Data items
-*-*-

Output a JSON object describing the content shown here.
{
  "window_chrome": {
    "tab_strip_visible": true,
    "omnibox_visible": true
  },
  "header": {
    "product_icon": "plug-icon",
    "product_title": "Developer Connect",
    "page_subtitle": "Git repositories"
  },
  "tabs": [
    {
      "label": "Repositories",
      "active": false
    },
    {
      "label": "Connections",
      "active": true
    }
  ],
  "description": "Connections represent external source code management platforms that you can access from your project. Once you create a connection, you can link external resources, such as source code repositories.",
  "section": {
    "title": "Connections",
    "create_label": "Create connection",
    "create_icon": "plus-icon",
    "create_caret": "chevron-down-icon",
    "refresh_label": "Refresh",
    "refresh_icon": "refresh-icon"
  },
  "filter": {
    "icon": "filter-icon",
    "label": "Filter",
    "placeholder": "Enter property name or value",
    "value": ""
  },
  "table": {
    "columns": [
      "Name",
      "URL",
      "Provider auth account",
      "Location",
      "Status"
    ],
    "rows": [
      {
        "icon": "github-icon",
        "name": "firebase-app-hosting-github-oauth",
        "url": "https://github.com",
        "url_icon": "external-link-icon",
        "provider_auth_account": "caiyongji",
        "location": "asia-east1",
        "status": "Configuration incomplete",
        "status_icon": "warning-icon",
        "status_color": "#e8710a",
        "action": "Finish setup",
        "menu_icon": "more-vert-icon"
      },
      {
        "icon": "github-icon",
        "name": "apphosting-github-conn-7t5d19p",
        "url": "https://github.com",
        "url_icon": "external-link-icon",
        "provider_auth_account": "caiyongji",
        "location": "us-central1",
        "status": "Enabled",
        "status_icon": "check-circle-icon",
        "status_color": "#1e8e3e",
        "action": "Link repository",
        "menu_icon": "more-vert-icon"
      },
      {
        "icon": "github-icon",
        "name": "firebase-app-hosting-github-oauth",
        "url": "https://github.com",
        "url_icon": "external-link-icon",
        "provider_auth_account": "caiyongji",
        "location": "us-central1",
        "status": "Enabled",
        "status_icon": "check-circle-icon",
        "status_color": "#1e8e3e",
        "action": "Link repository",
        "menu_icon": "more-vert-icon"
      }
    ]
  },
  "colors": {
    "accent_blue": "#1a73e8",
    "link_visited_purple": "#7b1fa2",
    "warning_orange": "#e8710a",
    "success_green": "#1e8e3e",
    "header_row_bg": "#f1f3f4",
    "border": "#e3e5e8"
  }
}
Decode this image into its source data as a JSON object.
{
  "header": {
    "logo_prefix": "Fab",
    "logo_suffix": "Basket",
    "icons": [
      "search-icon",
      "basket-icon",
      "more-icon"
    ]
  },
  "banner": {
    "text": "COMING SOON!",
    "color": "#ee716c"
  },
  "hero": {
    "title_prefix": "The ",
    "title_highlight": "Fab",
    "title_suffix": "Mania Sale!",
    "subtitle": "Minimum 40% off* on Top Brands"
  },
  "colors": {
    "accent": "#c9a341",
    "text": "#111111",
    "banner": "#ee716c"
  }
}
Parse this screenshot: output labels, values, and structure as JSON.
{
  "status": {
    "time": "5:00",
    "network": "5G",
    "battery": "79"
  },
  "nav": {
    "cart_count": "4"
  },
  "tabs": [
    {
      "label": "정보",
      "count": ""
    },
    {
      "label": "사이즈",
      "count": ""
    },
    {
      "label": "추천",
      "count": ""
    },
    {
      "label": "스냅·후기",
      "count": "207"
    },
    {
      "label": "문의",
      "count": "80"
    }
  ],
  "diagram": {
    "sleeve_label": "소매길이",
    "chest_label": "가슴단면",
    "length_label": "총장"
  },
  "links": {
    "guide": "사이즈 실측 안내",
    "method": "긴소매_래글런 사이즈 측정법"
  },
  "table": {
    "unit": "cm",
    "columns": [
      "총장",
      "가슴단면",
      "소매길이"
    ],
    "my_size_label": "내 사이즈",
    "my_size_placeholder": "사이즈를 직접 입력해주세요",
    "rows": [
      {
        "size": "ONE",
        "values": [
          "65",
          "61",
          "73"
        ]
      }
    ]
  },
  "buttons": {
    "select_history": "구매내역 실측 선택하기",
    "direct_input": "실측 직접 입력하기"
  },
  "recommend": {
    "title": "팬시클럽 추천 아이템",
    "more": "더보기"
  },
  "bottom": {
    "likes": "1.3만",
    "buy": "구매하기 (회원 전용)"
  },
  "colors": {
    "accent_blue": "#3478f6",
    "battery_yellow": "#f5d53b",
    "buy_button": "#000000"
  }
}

-*-*-

■ PROBLEM TO SOLVE:
All entries shown above should be printed again exactly.

■ SOLUTION TO THIS PROBLEM:
Output a JSON object describing the content shown here.
{
  "window_chrome": {
    "tab_strip_visible": true,
    "omnibox_visible": true
  },
  "header": {
    "product_icon": "plug-icon",
    "product_title": "Developer Connect",
    "page_subtitle": "Git repositories"
  },
  "tabs": [
    {
      "label": "Repositories",
      "active": false
    },
    {
      "label": "Connections",
      "active": true
    }
  ],
  "description": "Connections represent external source code management platforms that you can access from your project. Once you create a connection, you can link external resources, such as source code repositories.",
  "section": {
    "title": "Connections",
    "create_label": "Create connection",
    "create_icon": "plus-icon",
    "create_caret": "chevron-down-icon",
    "refresh_label": "Refresh",
    "refresh_icon": "refresh-icon"
  },
  "filter": {
    "icon": "filter-icon",
    "label": "Filter",
    "placeholder": "Enter property name or value",
    "value": ""
  },
  "table": {
    "columns": [
      "Name",
      "URL",
      "Provider auth account",
      "Location",
      "Status"
    ],
    "rows": [
      {
        "icon": "github-icon",
        "name": "firebase-app-hosting-github-oauth",
        "url": "https://github.com",
        "url_icon": "external-link-icon",
        "provider_auth_account": "caiyongji",
        "location": "asia-east1",
        "status": "Configuration incomplete",
        "status_icon": "warning-icon",
        "status_color": "#e8710a",
        "action": "Finish setup",
        "menu_icon": "more-vert-icon"
      },
      {
        "icon": "github-icon",
        "name": "apphosting-github-conn-7t5d19p",
        "url": "https://github.com",
        "url_icon": "external-link-icon",
        "provider_auth_account": "caiyongji",
        "location": "us-central1",
        "status": "Enabled",
        "status_icon": "check-circle-icon",
        "status_color": "#1e8e3e",
        "action": "Link repository",
        "menu_icon": "more-vert-icon"
      },
      {
        "icon": "github-icon",
        "name": "firebase-app-hosting-github-oauth",
        "url": "https://github.com",
        "url_icon": "external-link-icon",
        "provider_auth_account": "caiyongji",
        "location": "us-central1",
        "status": "Enabled",
        "status_icon": "check-circle-icon",
        "status_color": "#1e8e3e",
        "action": "Link repository",
        "menu_icon": "more-vert-icon"
      }
    ]
  },
  "colors": {
    "accent_blue": "#1a73e8",
    "link_visited_purple": "#7b1fa2",
    "warning_orange": "#e8710a",
    "success_green": "#1e8e3e",
    "header_row_bg": "#f1f3f4",
    "border": "#e3e5e8"
  }
}
Decode this image into its source data as a JSON object.
{
  "header": {
    "logo_prefix": "Fab",
    "logo_suffix": "Basket",
    "icons": [
      "search-icon",
      "basket-icon",
      "more-icon"
    ]
  },
  "banner": {
    "text": "COMING SOON!",
    "color": "#ee716c"
  },
  "hero": {
    "title_prefix": "The ",
    "title_highlight": "Fab",
    "title_suffix": "Mania Sale!",
    "subtitle": "Minimum 40% off* on Top Brands"
  },
  "colors": {
    "accent": "#c9a341",
    "text": "#111111",
    "banner": "#ee716c"
  }
}
Parse this screenshot: output labels, values, and structure as JSON.
{
  "status": {
    "time": "5:00",
    "network": "5G",
    "battery": "79"
  },
  "nav": {
    "cart_count": "4"
  },
  "tabs": [
    {
      "label": "정보",
      "count": ""
    },
    {
      "label": "사이즈",
      "count": ""
    },
    {
      "label": "추천",
      "count": ""
    },
    {
      "label": "스냅·후기",
      "count": "207"
    },
    {
      "label": "문의",
      "count": "80"
    }
  ],
  "diagram": {
    "sleeve_label": "소매길이",
    "chest_label": "가슴단면",
    "length_label": "총장"
  },
  "links": {
    "guide": "사이즈 실측 안내",
    "method": "긴소매_래글런 사이즈 측정법"
  },
  "table": {
    "unit": "cm",
    "columns": [
      "총장",
      "가슴단면",
      "소매길이"
    ],
    "my_size_label": "내 사이즈",
    "my_size_placeholder": "사이즈를 직접 입력해주세요",
    "rows": [
      {
        "size": "ONE",
        "values": [
          "65",
          "61",
          "73"
        ]
      }
    ]
  },
  "buttons": {
    "select_history": "구매내역 실측 선택하기",
    "direct_input": "실측 직접 입력하기"
  },
  "recommend": {
    "title": "팬시클럽 추천 아이템",
    "more": "더보기"
  },
  "bottom": {
    "likes": "1.3만",
    "buy": "구매하기 (회원 전용)"
  },
  "colors": {
    "accent_blue": "#3478f6",
    "battery_yellow": "#f5d53b",
    "buy_button": "#000000"
  }
}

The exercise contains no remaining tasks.